Short exercise: Below is a block of records; return all of them exactly, but without the images.

┏━━

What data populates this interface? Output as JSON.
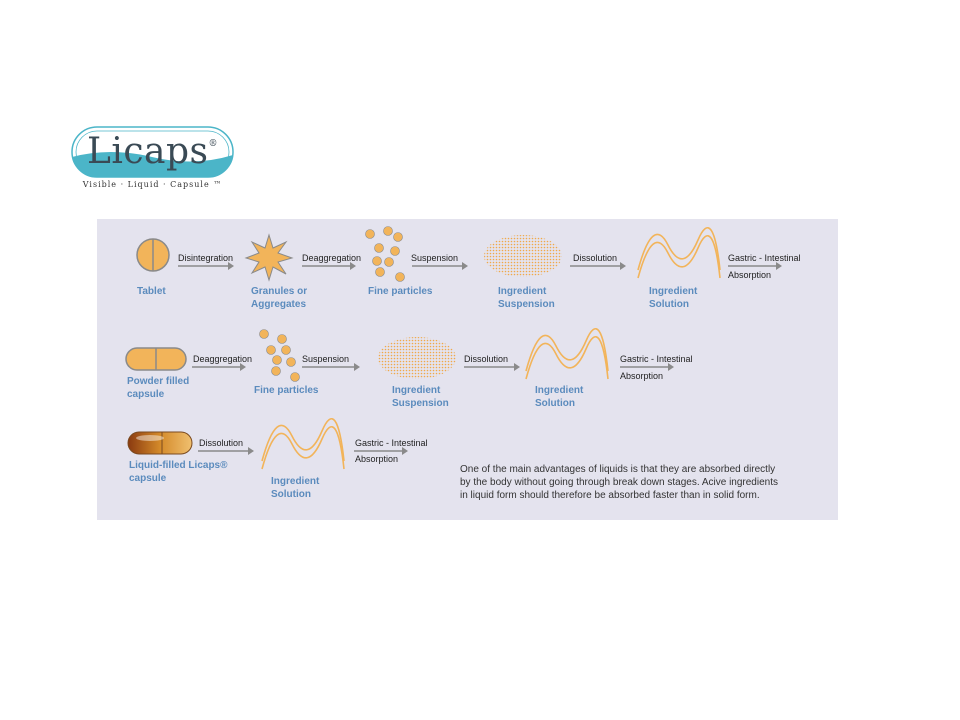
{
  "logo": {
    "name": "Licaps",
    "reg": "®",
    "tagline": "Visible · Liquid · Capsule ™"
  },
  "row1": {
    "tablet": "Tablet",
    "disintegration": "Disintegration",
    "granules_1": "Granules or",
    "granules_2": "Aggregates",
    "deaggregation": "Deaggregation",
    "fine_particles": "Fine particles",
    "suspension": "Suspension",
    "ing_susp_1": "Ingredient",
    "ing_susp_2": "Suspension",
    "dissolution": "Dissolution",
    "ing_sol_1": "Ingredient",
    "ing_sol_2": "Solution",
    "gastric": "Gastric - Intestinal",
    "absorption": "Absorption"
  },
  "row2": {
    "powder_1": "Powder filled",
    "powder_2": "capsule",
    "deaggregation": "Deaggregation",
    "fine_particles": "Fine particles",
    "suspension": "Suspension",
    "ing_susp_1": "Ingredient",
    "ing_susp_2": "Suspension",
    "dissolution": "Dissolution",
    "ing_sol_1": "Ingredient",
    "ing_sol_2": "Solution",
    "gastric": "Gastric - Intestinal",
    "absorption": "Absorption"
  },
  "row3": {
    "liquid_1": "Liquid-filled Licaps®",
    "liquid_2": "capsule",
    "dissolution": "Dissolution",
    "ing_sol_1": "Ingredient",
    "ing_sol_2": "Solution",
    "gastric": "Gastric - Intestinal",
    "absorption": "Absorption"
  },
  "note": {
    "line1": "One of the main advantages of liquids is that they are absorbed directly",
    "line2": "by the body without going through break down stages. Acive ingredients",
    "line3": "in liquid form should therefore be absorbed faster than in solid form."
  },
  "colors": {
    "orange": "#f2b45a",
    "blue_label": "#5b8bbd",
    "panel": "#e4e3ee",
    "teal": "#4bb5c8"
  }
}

┗━━

Response below:
What data populates this interface? Output as JSON.
{
  "logo": {
    "name": "Licaps",
    "reg": "®",
    "tagline": "Visible · Liquid · Capsule ™"
  },
  "row1": {
    "tablet": "Tablet",
    "disintegration": "Disintegration",
    "granules_1": "Granules or",
    "granules_2": "Aggregates",
    "deaggregation": "Deaggregation",
    "fine_particles": "Fine particles",
    "suspension": "Suspension",
    "ing_susp_1": "Ingredient",
    "ing_susp_2": "Suspension",
    "dissolution": "Dissolution",
    "ing_sol_1": "Ingredient",
    "ing_sol_2": "Solution",
    "gastric": "Gastric - Intestinal",
    "absorption": "Absorption"
  },
  "row2": {
    "powder_1": "Powder filled",
    "powder_2": "capsule",
    "deaggregation": "Deaggregation",
    "fine_particles": "Fine particles",
    "suspension": "Suspension",
    "ing_susp_1": "Ingredient",
    "ing_susp_2": "Suspension",
    "dissolution": "Dissolution",
    "ing_sol_1": "Ingredient",
    "ing_sol_2": "Solution",
    "gastric": "Gastric - Intestinal",
    "absorption": "Absorption"
  },
  "row3": {
    "liquid_1": "Liquid-filled Licaps®",
    "liquid_2": "capsule",
    "dissolution": "Dissolution",
    "ing_sol_1": "Ingredient",
    "ing_sol_2": "Solution",
    "gastric": "Gastric - Intestinal",
    "absorption": "Absorption"
  },
  "note": {
    "line1": "One of the main advantages of liquids is that they are absorbed directly",
    "line2": "by the body without going through break down stages. Acive ingredients",
    "line3": "in liquid form should therefore be absorbed faster than in solid form."
  },
  "colors": {
    "orange": "#f2b45a",
    "blue_label": "#5b8bbd",
    "panel": "#e4e3ee",
    "teal": "#4bb5c8"
  }
}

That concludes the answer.